### What is asked
Return the records exactly as they are.

********

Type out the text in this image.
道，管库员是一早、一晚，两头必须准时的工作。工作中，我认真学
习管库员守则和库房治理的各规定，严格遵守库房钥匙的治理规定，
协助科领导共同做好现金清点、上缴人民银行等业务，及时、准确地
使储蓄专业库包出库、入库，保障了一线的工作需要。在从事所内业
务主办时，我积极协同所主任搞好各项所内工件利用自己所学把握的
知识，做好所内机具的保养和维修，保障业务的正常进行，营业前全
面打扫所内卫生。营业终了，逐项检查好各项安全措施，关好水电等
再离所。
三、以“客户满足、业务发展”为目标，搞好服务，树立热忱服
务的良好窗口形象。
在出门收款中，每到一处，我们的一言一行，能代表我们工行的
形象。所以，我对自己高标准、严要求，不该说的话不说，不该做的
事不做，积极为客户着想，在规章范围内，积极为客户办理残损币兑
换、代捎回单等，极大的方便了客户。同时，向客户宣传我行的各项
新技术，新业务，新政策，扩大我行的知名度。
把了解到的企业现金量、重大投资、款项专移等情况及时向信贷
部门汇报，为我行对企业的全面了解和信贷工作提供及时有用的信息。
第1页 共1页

********

### Answer to this problem
Type out the text in this image.
道，管库员是一早、一晚，两头必须准时的工作。工作中，我认真学
习管库员守则和库房治理的各规定，严格遵守库房钥匙的治理规定，
协助科领导共同做好现金清点、上缴人民银行等业务，及时、准确地
使储蓄专业库包出库、入库，保障了一线的工作需要。在从事所内业
务主办时，我积极协同所主任搞好各项所内工件利用自己所学把握的
知识，做好所内机具的保养和维修，保障业务的正常进行，营业前全
面打扫所内卫生。营业终了，逐项检查好各项安全措施，关好水电等
再离所。
三、以“客户满足、业务发展”为目标，搞好服务，树立热忱服
务的良好窗口形象。
在出门收款中，每到一处，我们的一言一行，能代表我们工行的
形象。所以，我对自己高标准、严要求，不该说的话不说，不该做的
事不做，积极为客户着想，在规章范围内，积极为客户办理残损币兑
换、代捎回单等，极大的方便了客户。同时，向客户宣传我行的各项
新技术，新业务，新政策，扩大我行的知名度。
把了解到的企业现金量、重大投资、款项专移等情况及时向信贷
部门汇报，为我行对企业的全面了解和信贷工作提供及时有用的信息。
第1页 共1页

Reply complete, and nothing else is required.